(Excerpts from a figure dataset)
+ + +
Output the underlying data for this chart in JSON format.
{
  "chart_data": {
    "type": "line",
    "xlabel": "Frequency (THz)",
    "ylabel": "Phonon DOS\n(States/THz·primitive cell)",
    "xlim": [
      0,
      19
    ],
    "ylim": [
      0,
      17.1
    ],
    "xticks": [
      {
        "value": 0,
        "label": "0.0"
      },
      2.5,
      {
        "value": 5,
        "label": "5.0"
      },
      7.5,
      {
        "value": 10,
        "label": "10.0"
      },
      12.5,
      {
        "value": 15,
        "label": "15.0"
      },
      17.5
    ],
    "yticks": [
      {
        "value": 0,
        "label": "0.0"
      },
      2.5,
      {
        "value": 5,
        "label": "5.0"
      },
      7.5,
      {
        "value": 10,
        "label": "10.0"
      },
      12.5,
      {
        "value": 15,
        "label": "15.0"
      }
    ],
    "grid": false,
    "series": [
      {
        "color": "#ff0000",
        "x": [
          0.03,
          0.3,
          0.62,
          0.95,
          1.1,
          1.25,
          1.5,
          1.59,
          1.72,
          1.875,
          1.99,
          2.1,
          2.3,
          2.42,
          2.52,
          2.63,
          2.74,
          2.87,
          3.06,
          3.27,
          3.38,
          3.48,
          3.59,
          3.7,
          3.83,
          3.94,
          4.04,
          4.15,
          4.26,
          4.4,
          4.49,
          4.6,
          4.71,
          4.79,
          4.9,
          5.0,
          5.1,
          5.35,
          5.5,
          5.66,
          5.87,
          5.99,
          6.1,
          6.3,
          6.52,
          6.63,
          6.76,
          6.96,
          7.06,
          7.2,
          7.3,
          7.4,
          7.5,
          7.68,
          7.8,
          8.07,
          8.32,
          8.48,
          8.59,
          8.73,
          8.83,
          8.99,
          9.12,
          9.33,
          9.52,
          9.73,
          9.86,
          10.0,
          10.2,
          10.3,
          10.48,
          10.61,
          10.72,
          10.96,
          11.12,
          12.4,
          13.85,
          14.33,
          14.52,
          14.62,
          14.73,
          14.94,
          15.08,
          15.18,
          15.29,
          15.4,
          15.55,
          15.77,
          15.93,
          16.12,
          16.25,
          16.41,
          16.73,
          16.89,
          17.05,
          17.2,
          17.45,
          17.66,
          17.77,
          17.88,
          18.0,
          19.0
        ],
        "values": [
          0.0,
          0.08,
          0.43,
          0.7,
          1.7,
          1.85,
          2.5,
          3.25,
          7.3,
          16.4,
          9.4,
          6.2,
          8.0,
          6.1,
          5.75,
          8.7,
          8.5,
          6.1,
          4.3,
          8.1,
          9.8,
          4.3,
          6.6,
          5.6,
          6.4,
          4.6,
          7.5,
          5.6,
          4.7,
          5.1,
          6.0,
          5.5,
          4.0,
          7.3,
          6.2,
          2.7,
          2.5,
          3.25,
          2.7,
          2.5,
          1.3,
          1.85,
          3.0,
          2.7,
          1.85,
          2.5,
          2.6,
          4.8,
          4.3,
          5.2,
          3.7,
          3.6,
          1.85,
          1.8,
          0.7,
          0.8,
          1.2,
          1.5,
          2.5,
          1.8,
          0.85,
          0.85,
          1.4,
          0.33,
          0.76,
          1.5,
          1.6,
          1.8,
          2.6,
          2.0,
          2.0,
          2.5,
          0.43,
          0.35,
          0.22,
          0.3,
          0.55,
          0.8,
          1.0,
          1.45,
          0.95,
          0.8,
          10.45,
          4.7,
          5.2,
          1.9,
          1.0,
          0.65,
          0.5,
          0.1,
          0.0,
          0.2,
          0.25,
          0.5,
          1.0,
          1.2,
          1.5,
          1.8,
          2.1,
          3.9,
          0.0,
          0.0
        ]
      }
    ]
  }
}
+ + +
Could you reproduce every record above exactly as it appears?

SOLUTION BELOW:
Output the underlying data for this chart in JSON format.
{
  "chart_data": {
    "type": "line",
    "xlabel": "Frequency (THz)",
    "ylabel": "Phonon DOS\n(States/THz·primitive cell)",
    "xlim": [
      0,
      19
    ],
    "ylim": [
      0,
      17.1
    ],
    "xticks": [
      {
        "value": 0,
        "label": "0.0"
      },
      2.5,
      {
        "value": 5,
        "label": "5.0"
      },
      7.5,
      {
        "value": 10,
        "label": "10.0"
      },
      12.5,
      {
        "value": 15,
        "label": "15.0"
      },
      17.5
    ],
    "yticks": [
      {
        "value": 0,
        "label": "0.0"
      },
      2.5,
      {
        "value": 5,
        "label": "5.0"
      },
      7.5,
      {
        "value": 10,
        "label": "10.0"
      },
      12.5,
      {
        "value": 15,
        "label": "15.0"
      }
    ],
    "grid": false,
    "series": [
      {
        "color": "#ff0000",
        "x": [
          0.03,
          0.3,
          0.62,
          0.95,
          1.1,
          1.25,
          1.5,
          1.59,
          1.72,
          1.875,
          1.99,
          2.1,
          2.3,
          2.42,
          2.52,
          2.63,
          2.74,
          2.87,
          3.06,
          3.27,
          3.38,
          3.48,
          3.59,
          3.7,
          3.83,
          3.94,
          4.04,
          4.15,
          4.26,
          4.4,
          4.49,
          4.6,
          4.71,
          4.79,
          4.9,
          5.0,
          5.1,
          5.35,
          5.5,
          5.66,
          5.87,
          5.99,
          6.1,
          6.3,
          6.52,
          6.63,
          6.76,
          6.96,
          7.06,
          7.2,
          7.3,
          7.4,
          7.5,
          7.68,
          7.8,
          8.07,
          8.32,
          8.48,
          8.59,
          8.73,
          8.83,
          8.99,
          9.12,
          9.33,
          9.52,
          9.73,
          9.86,
          10.0,
          10.2,
          10.3,
          10.48,
          10.61,
          10.72,
          10.96,
          11.12,
          12.4,
          13.85,
          14.33,
          14.52,
          14.62,
          14.73,
          14.94,
          15.08,
          15.18,
          15.29,
          15.4,
          15.55,
          15.77,
          15.93,
          16.12,
          16.25,
          16.41,
          16.73,
          16.89,
          17.05,
          17.2,
          17.45,
          17.66,
          17.77,
          17.88,
          18.0,
          19.0
        ],
        "values": [
          0.0,
          0.08,
          0.43,
          0.7,
          1.7,
          1.85,
          2.5,
          3.25,
          7.3,
          16.4,
          9.4,
          6.2,
          8.0,
          6.1,
          5.75,
          8.7,
          8.5,
          6.1,
          4.3,
          8.1,
          9.8,
          4.3,
          6.6,
          5.6,
          6.4,
          4.6,
          7.5,
          5.6,
          4.7,
          5.1,
          6.0,
          5.5,
          4.0,
          7.3,
          6.2,
          2.7,
          2.5,
          3.25,
          2.7,
          2.5,
          1.3,
          1.85,
          3.0,
          2.7,
          1.85,
          2.5,
          2.6,
          4.8,
          4.3,
          5.2,
          3.7,
          3.6,
          1.85,
          1.8,
          0.7,
          0.8,
          1.2,
          1.5,
          2.5,
          1.8,
          0.85,
          0.85,
          1.4,
          0.33,
          0.76,
          1.5,
          1.6,
          1.8,
          2.6,
          2.0,
          2.0,
          2.5,
          0.43,
          0.35,
          0.22,
          0.3,
          0.55,
          0.8,
          1.0,
          1.45,
          0.95,
          0.8,
          10.45,
          4.7,
          5.2,
          1.9,
          1.0,
          0.65,
          0.5,
          0.1,
          0.0,
          0.2,
          0.25,
          0.5,
          1.0,
          1.2,
          1.5,
          1.8,
          2.1,
          3.9,
          0.0,
          0.0
        ]
      }
    ]
  }
}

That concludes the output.